Please give the data below again in full, exactly as it stands.

^^^^^^^^^^^^^^^^

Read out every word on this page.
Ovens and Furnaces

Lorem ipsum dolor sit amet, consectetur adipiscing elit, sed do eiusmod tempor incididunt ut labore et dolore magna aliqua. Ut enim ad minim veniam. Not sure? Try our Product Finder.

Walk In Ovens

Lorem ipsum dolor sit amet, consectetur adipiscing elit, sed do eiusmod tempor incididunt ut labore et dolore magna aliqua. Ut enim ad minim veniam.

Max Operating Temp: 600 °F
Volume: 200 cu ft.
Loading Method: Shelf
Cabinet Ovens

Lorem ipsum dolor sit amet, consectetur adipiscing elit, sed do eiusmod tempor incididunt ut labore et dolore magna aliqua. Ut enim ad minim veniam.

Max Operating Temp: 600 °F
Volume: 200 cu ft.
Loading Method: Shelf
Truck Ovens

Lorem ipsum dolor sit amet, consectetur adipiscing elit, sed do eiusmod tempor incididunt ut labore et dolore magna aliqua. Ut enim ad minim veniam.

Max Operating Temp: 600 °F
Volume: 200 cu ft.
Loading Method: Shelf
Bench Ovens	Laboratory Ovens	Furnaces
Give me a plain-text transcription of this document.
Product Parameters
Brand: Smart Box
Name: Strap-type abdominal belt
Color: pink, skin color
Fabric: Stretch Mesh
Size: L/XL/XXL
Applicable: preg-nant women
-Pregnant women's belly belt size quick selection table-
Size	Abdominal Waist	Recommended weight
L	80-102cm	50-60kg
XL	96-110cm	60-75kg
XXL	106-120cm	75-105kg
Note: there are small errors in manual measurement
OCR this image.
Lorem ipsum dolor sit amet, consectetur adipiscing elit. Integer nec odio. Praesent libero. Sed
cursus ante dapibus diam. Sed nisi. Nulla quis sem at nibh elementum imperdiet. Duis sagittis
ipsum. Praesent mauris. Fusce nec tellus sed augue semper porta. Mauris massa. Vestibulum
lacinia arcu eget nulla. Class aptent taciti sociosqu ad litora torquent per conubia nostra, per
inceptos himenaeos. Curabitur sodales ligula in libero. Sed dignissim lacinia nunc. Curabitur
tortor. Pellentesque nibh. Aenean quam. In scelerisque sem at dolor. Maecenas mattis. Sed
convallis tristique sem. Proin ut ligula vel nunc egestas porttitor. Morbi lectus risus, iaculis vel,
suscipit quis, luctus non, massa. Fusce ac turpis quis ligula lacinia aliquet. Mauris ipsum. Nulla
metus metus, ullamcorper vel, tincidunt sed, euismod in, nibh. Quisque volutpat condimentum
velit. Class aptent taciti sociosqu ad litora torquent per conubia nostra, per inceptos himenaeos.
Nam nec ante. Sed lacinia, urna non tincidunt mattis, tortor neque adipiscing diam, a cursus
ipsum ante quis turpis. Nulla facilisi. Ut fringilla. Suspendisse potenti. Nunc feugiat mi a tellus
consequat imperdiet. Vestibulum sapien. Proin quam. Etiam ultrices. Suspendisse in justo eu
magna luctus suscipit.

^^^^^^^^^^^^^^^^

» Result of the task
Read out every word on this page.
Ovens and Furnaces

Lorem ipsum dolor sit amet, consectetur adipiscing elit, sed do eiusmod tempor incididunt ut labore et dolore magna aliqua. Ut enim ad minim veniam. Not sure? Try our Product Finder.

Walk In Ovens

Lorem ipsum dolor sit amet, consectetur adipiscing elit, sed do eiusmod tempor incididunt ut labore et dolore magna aliqua. Ut enim ad minim veniam.

Max Operating Temp: 600 °F
Volume: 200 cu ft.
Loading Method: Shelf
Cabinet Ovens

Lorem ipsum dolor sit amet, consectetur adipiscing elit, sed do eiusmod tempor incididunt ut labore et dolore magna aliqua. Ut enim ad minim veniam.

Max Operating Temp: 600 °F
Volume: 200 cu ft.
Loading Method: Shelf
Truck Ovens

Lorem ipsum dolor sit amet, consectetur adipiscing elit, sed do eiusmod tempor incididunt ut labore et dolore magna aliqua. Ut enim ad minim veniam.

Max Operating Temp: 600 °F
Volume: 200 cu ft.
Loading Method: Shelf
Bench Ovens	Laboratory Ovens	Furnaces
Give me a plain-text transcription of this document.
Product Parameters
Brand: Smart Box
Name: Strap-type abdominal belt
Color: pink, skin color
Fabric: Stretch Mesh
Size: L/XL/XXL
Applicable: preg-nant women
-Pregnant women's belly belt size quick selection table-
Size	Abdominal Waist	Recommended weight
L	80-102cm	50-60kg
XL	96-110cm	60-75kg
XXL	106-120cm	75-105kg
Note: there are small errors in manual measurement
OCR this image.
Lorem ipsum dolor sit amet, consectetur adipiscing elit. Integer nec odio. Praesent libero. Sed
cursus ante dapibus diam. Sed nisi. Nulla quis sem at nibh elementum imperdiet. Duis sagittis
ipsum. Praesent mauris. Fusce nec tellus sed augue semper porta. Mauris massa. Vestibulum
lacinia arcu eget nulla. Class aptent taciti sociosqu ad litora torquent per conubia nostra, per
inceptos himenaeos. Curabitur sodales ligula in libero. Sed dignissim lacinia nunc. Curabitur
tortor. Pellentesque nibh. Aenean quam. In scelerisque sem at dolor. Maecenas mattis. Sed
convallis tristique sem. Proin ut ligula vel nunc egestas porttitor. Morbi lectus risus, iaculis vel,
suscipit quis, luctus non, massa. Fusce ac turpis quis ligula lacinia aliquet. Mauris ipsum. Nulla
metus metus, ullamcorper vel, tincidunt sed, euismod in, nibh. Quisque volutpat condimentum
velit. Class aptent taciti sociosqu ad litora torquent per conubia nostra, per inceptos himenaeos.
Nam nec ante. Sed lacinia, urna non tincidunt mattis, tortor neque adipiscing diam, a cursus
ipsum ante quis turpis. Nulla facilisi. Ut fringilla. Suspendisse potenti. Nunc feugiat mi a tellus
consequat imperdiet. Vestibulum sapien. Proin quam. Etiam ultrices. Suspendisse in justo eu
magna luctus suscipit.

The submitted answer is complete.